**BLOCO DE TEXTO:**
Entrevista. Murta: “D’Art Vida é a minha ingenuidade e a minha inocência, procurar sensações e espalhar a mensagem da melhor maneira”
Francisco Murta ainda agora chegou ao mundo da música mas a sua ambição pressagia um futuro recheado de conquistas, e é uma valência à qual não conseguimos ficar indiferentes. Não é só com a sua bonita voz que Murta consegue cativar, a sua cadência entusiasmada e cérebro a disparar ideias tornam necessária e bem-vinda a atenção que merece que lhe dêem.
A sua versatilidade culmina no álbum de estreia, D’Art Vida. Com selo da Universal Music, o seu primeiro longa-duração mostra-o no centro dos temas mas também por trás, na mesa de produção, auxiliado por nomes como Charlie Beats, 54STUDIO e Twins. O projecto catapultou-o de estatuto de mais um artista a passar pelo The Voice para ser o artista pop a observar nos próximos tempos. A Comunidade Cultura e Arte sentou-se à conversa com Murta para discutir o seu processo criativo e o que influencia esse método, bem como a transição das canções do estúdio para o palco e o futuro do formato físico da música.
És uma pessoa que respira música, que está constantemente a pensar na próxima ideia para uma melodia. És muito influenciado pelo que vês/ouves no teu processo criativo ou é mais inconsciente?

**DADOS:**
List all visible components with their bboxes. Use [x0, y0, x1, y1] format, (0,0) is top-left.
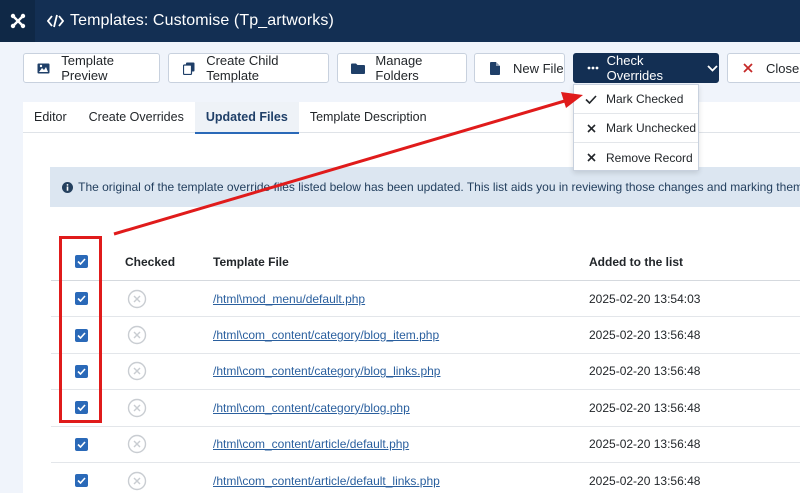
- added-date: 2025-02-20 13:56:48: [589, 364, 701, 379]
- unchecked-state-icon: [127, 471, 147, 490]
- added-date: 2025-02-20 13:56:48: [589, 400, 701, 415]
- menu-item-mark-unchecked[interactable]: Mark Unchecked: [574, 114, 698, 143]
- added-date: 2025-02-20 13:56:48: [589, 437, 701, 452]
- unchecked-state-icon: [127, 325, 147, 345]
- table-header-row: Checked Template File Added to the list: [51, 243, 800, 281]
- manage-folders-label: Manage Folders: [375, 53, 423, 83]
- create-child-template-button[interactable]: Create Child Template: [168, 53, 329, 83]
- check-icon: [585, 94, 597, 104]
- app-header: Templates: Customise (Tp_artworks): [0, 0, 800, 42]
- menu-item-label: Mark Unchecked: [606, 121, 697, 135]
- added-date: 2025-02-20 13:56:48: [589, 473, 701, 488]
- folder-icon: [350, 63, 365, 74]
- row-checkbox[interactable]: [75, 474, 88, 488]
- template-file-link[interactable]: /html\com_content/category/blog_item.php: [213, 328, 439, 342]
- code-icon: [47, 14, 64, 28]
- template-file-link[interactable]: /html\com_content/article/default_links.…: [213, 474, 440, 488]
- table-row: /html\com_content/category/blog_item.php…: [51, 317, 800, 354]
- table-row: /html\com_content/category/blog.php 2025-…: [51, 390, 800, 427]
- info-icon: [62, 169, 73, 207]
- tab-editor[interactable]: Editor: [23, 102, 78, 133]
- tab-create-overrides[interactable]: Create Overrides: [78, 102, 195, 133]
- template-file-link[interactable]: /html\com_content/category/blog_links.ph…: [213, 364, 440, 378]
- tab-template-description[interactable]: Template Description: [299, 102, 438, 133]
- menu-item-label: Mark Checked: [606, 92, 684, 106]
- close-icon: [585, 123, 597, 133]
- column-header-added[interactable]: Added to the list: [589, 243, 683, 280]
- ellipsis-icon: [586, 66, 601, 70]
- table-row: /html\com_content/article/default.php 202…: [51, 427, 800, 463]
- template-file-link[interactable]: /html\com_content/article/default.php: [213, 437, 409, 451]
- check-overrides-button[interactable]: Check Overrides: [573, 53, 719, 83]
- column-header-template-file[interactable]: Template File: [213, 243, 289, 280]
- info-alert: The original of the template override fi…: [50, 167, 800, 207]
- info-text: The original of the template override fi…: [78, 180, 800, 194]
- close-button[interactable]: Close: [727, 53, 800, 83]
- row-checkbox[interactable]: [75, 437, 88, 451]
- menu-item-mark-checked[interactable]: Mark Checked: [574, 85, 698, 114]
- close-label: Close: [766, 60, 800, 76]
- new-file-label: New File: [513, 60, 564, 76]
- table-row: /html\mod_menu/default.php 2025-02-20 13:…: [51, 281, 800, 318]
- column-header-checked[interactable]: Checked: [125, 243, 175, 280]
- template-file-link[interactable]: /html\com_content/category/blog.php: [213, 401, 410, 415]
- template-file-link[interactable]: /html\mod_menu/default.php: [213, 292, 365, 306]
- copy-icon: [181, 62, 196, 75]
- unchecked-state-icon: [127, 398, 147, 418]
- menu-item-label: Remove Record: [606, 150, 693, 165]
- check-overrides-label: Check Overrides: [606, 53, 663, 83]
- image-icon: [36, 63, 51, 74]
- added-date: 2025-02-20 13:56:48: [589, 328, 701, 343]
- unchecked-state-icon: [127, 289, 147, 308]
- create-child-template-label: Create Child Template: [206, 53, 279, 83]
- unchecked-state-icon: [127, 362, 147, 381]
- template-preview-label: Template Preview: [61, 53, 114, 83]
- updated-files-table: Checked Template File Added to the list …: [51, 243, 800, 493]
- manage-folders-button[interactable]: Manage Folders: [337, 53, 467, 83]
- unchecked-state-icon: [127, 435, 147, 454]
- close-icon: [585, 153, 597, 162]
- new-file-button[interactable]: New File: [474, 53, 565, 83]
- menu-item-remove-record[interactable]: Remove Record: [574, 143, 698, 172]
- table-row: /html\com_content/category/blog_links.ph…: [51, 354, 800, 391]
- table-row: /html\com_content/article/default_links.…: [51, 463, 800, 493]
- joomla-logo-icon[interactable]: [0, 0, 35, 42]
- close-icon: [740, 63, 756, 73]
- page-title: Templates: Customise (Tp_artworks): [70, 12, 334, 29]
- template-preview-button[interactable]: Template Preview: [23, 53, 160, 83]
- chevron-down-icon: [707, 64, 718, 72]
- tab-updated-files[interactable]: Updated Files: [194, 102, 299, 134]
- check-overrides-menu: Mark Checked Mark Unchecked Remove Recor…: [573, 84, 699, 171]
- annotation-highlight-box: [59, 236, 102, 423]
- file-icon: [487, 61, 503, 75]
- added-date: 2025-02-20 13:54:03: [589, 291, 701, 306]
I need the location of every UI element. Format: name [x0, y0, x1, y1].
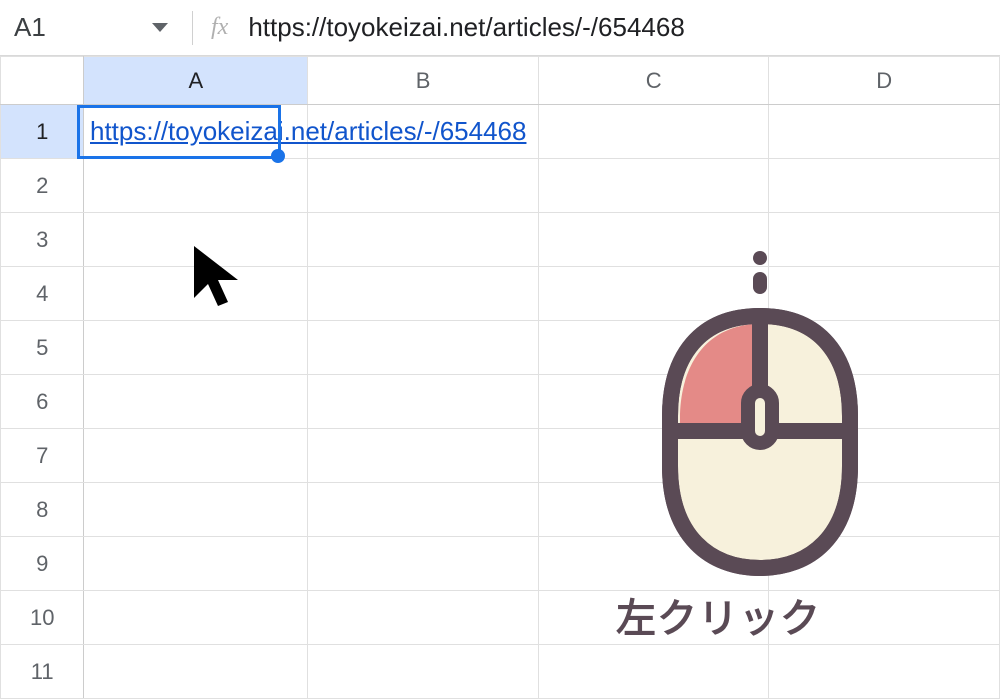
- cell-A11[interactable]: [84, 645, 308, 699]
- cell-D1[interactable]: [769, 105, 1000, 159]
- cell-A5[interactable]: [84, 321, 308, 375]
- name-box[interactable]: A1: [4, 0, 184, 55]
- fx-icon[interactable]: fx: [211, 14, 228, 41]
- cell-A2[interactable]: [84, 159, 308, 213]
- col-header-A[interactable]: A: [84, 57, 308, 105]
- row-header-1[interactable]: 1: [1, 105, 84, 159]
- row-header-9[interactable]: 9: [1, 537, 84, 591]
- col-header-D[interactable]: D: [769, 57, 1000, 105]
- cell-reference: A1: [14, 12, 152, 43]
- cell-B8[interactable]: [308, 483, 539, 537]
- cell-A10[interactable]: [84, 591, 308, 645]
- separator: [192, 11, 193, 45]
- row-header-8[interactable]: 8: [1, 483, 84, 537]
- cell-A9[interactable]: [84, 537, 308, 591]
- cell-B3[interactable]: [308, 213, 539, 267]
- name-box-dropdown-icon[interactable]: [152, 23, 168, 32]
- cell-B2[interactable]: [308, 159, 539, 213]
- row-header-5[interactable]: 5: [1, 321, 84, 375]
- row-header-2[interactable]: 2: [1, 159, 84, 213]
- cell-B11[interactable]: [308, 645, 539, 699]
- mouse-annotation-label: 左クリック: [616, 586, 821, 644]
- formula-input[interactable]: https://toyokeizai.net/articles/-/654468: [248, 12, 996, 43]
- cell-D2[interactable]: [769, 159, 1000, 213]
- row-header-7[interactable]: 7: [1, 429, 84, 483]
- col-header-C[interactable]: C: [538, 57, 769, 105]
- cell-B6[interactable]: [308, 375, 539, 429]
- cell-A1-link[interactable]: https://toyokeizai.net/articles/-/654468: [90, 116, 526, 147]
- formula-bar: A1 fx https://toyokeizai.net/articles/-/…: [0, 0, 1000, 56]
- row-header-6[interactable]: 6: [1, 375, 84, 429]
- cell-C2[interactable]: [538, 159, 769, 213]
- spreadsheet-grid[interactable]: A B C D 1 2 3 4 5 6 7 8 9 10 11: [0, 56, 1000, 699]
- col-header-B[interactable]: B: [308, 57, 539, 105]
- cell-B10[interactable]: [308, 591, 539, 645]
- row-header-4[interactable]: 4: [1, 267, 84, 321]
- row-header-11[interactable]: 11: [1, 645, 84, 699]
- cell-B5[interactable]: [308, 321, 539, 375]
- cell-C11[interactable]: [538, 645, 769, 699]
- cell-D11[interactable]: [769, 645, 1000, 699]
- cell-A7[interactable]: [84, 429, 308, 483]
- select-all-corner[interactable]: [1, 57, 84, 105]
- cell-A6[interactable]: [84, 375, 308, 429]
- mouse-left-click-icon: [640, 246, 880, 581]
- cell-A8[interactable]: [84, 483, 308, 537]
- cell-B9[interactable]: [308, 537, 539, 591]
- cursor-arrow-icon: [190, 242, 250, 327]
- cell-B7[interactable]: [308, 429, 539, 483]
- cell-B4[interactable]: [308, 267, 539, 321]
- row-header-3[interactable]: 3: [1, 213, 84, 267]
- row-header-10[interactable]: 10: [1, 591, 84, 645]
- cell-C1[interactable]: [538, 105, 769, 159]
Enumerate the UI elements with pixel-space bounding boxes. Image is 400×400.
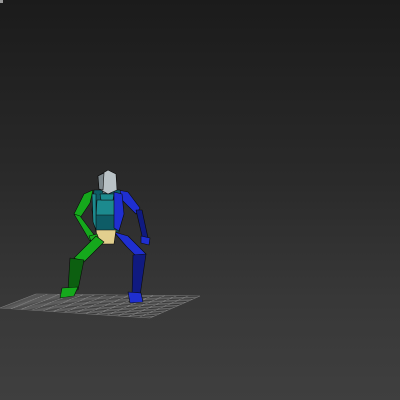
- biped-torso-left-side: [91, 193, 97, 231]
- 3d-viewport[interactable]: [0, 0, 400, 400]
- biped-left-calf[interactable]: [67, 257, 85, 291]
- biped-left-foot[interactable]: [59, 286, 79, 299]
- biped-right-hand[interactable]: [140, 235, 151, 246]
- ground-grid-line: [139, 295, 189, 318]
- biped-right-foot[interactable]: [127, 291, 144, 304]
- biped-head-shade: [97, 172, 105, 191]
- biped-figure[interactable]: [59, 169, 151, 304]
- biped-right-calf[interactable]: [131, 253, 147, 297]
- biped-left-upper-arm[interactable]: [73, 189, 94, 219]
- biped-torso-right-side: [113, 191, 125, 232]
- ground-grid: [0, 293, 201, 319]
- biped-chest-plate: [99, 193, 115, 201]
- biped-right-forearm[interactable]: [135, 209, 149, 241]
- ground-grid-line: [149, 295, 201, 319]
- viewport-scene[interactable]: [0, 0, 400, 400]
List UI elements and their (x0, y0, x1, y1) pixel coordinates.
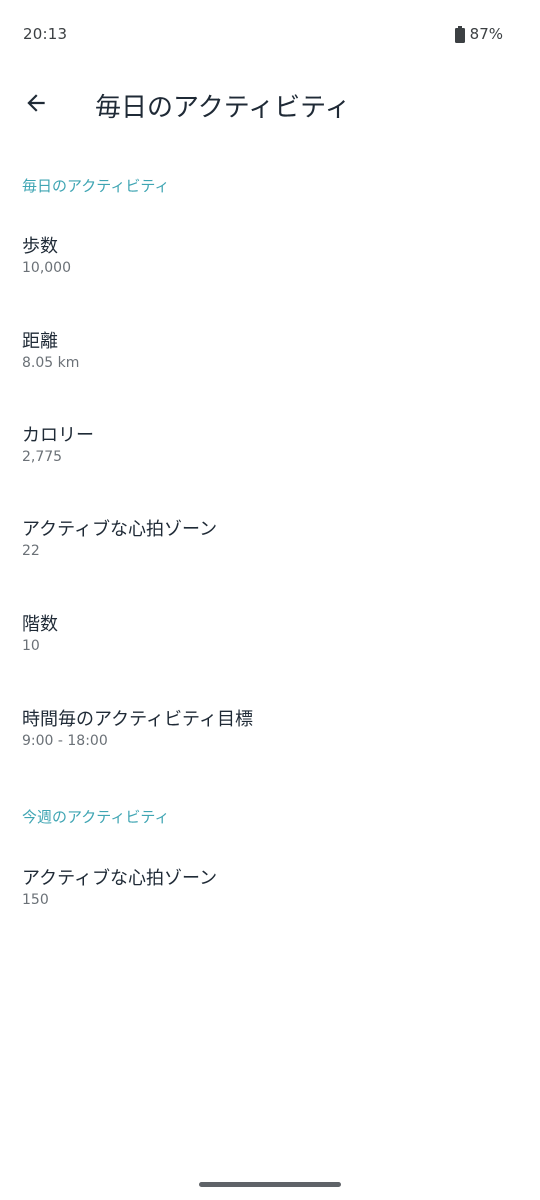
pref-title: カロリー (22, 425, 94, 446)
app-bar: 毎日のアクティビティ (0, 72, 540, 138)
pref-summary: 150 (22, 892, 49, 908)
pref-title: アクティブな心拍ゾーン (22, 519, 218, 540)
pref-summary: 22 (22, 543, 40, 559)
pref-summary: 8.05 km (22, 355, 80, 371)
pref-title: 階数 (22, 614, 58, 635)
pref-title: 距離 (22, 331, 58, 352)
battery-percent: 87% (469, 25, 503, 43)
pref-summary: 10 (22, 638, 40, 654)
pref-title: アクティブな心拍ゾーン (22, 868, 218, 889)
status-icons: 87% (454, 25, 503, 43)
arrow-back-icon (23, 90, 49, 120)
pref-summary: 10,000 (22, 260, 71, 276)
pref-summary: 9:00 - 18:00 (22, 733, 108, 749)
page-title: 毎日のアクティビティ (95, 93, 351, 123)
pref-item-floors[interactable]: 階数 10 (0, 610, 540, 690)
pref-title: 時間毎のアクティビティ目標 (22, 709, 253, 730)
section-header-weekly: 今週のアクティビティ (22, 808, 170, 826)
battery-icon (454, 26, 465, 43)
status-bar: 20:13 87% (0, 0, 540, 68)
pref-item-hourly-goal[interactable]: 時間毎のアクティビティ目標 9:00 - 18:00 (0, 705, 540, 785)
pref-title: 歩数 (22, 236, 58, 257)
status-time: 20:13 (23, 25, 68, 43)
back-button[interactable] (14, 83, 58, 127)
pref-item-steps[interactable]: 歩数 10,000 (0, 232, 540, 312)
section-header-daily: 毎日のアクティビティ (22, 177, 170, 195)
pref-summary: 2,775 (22, 449, 63, 465)
pref-item-distance[interactable]: 距離 8.05 km (0, 327, 540, 407)
pref-item-calories[interactable]: カロリー 2,775 (0, 421, 540, 501)
pref-item-active-zone[interactable]: アクティブな心拍ゾーン 22 (0, 515, 540, 595)
pref-item-weekly-active-zone[interactable]: アクティブな心拍ゾーン 150 (0, 864, 540, 944)
gesture-nav-handle[interactable] (199, 1182, 341, 1187)
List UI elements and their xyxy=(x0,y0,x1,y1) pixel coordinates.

**PEDIDO A:**
Responde a estas perguntas sobre a entrevista com Murta, cada uma na sua linha:
(i) Além da voz, que duas coisas de Murta são apontadas como cativantes?
(ii) Que editora assina o álbum de estreia?
(iii) Segundo o título, o que é D’Art Vida para Murta, além de procurar sensações e espalhar a mensagem?
**PEDIDO B:** Copia dos registos, sem mudar nada, o trecho desde a linha que contém "- cell-A11[interactable]: [84, 645, 308, 699]" até à linha que contém "- row-header-1[interactable]: 1: [1, 105, 84, 159]", ambas incluídas.
O texto e os registos têm origens diferentes.

**RESPOSTA COMPLETA A:**
(i) A sua cadência entusiasmada e o cérebro a disparar ideias.
(ii) A Universal Music.
(iii) A sua ingenuidade e a sua inocência.

**RESPOSTA COMPLETA B:**
- cell-A11[interactable]: [84, 645, 308, 699]
- cell-D1[interactable]: [769, 105, 1000, 159]
- cell-A5[interactable]: [84, 321, 308, 375]
- name-box[interactable]: A1: [4, 0, 184, 55]
- fx-icon[interactable]: fx: [211, 14, 228, 41]
- cell-A2[interactable]: [84, 159, 308, 213]
- col-header-A[interactable]: A: [84, 57, 308, 105]
- row-header-1[interactable]: 1: [1, 105, 84, 159]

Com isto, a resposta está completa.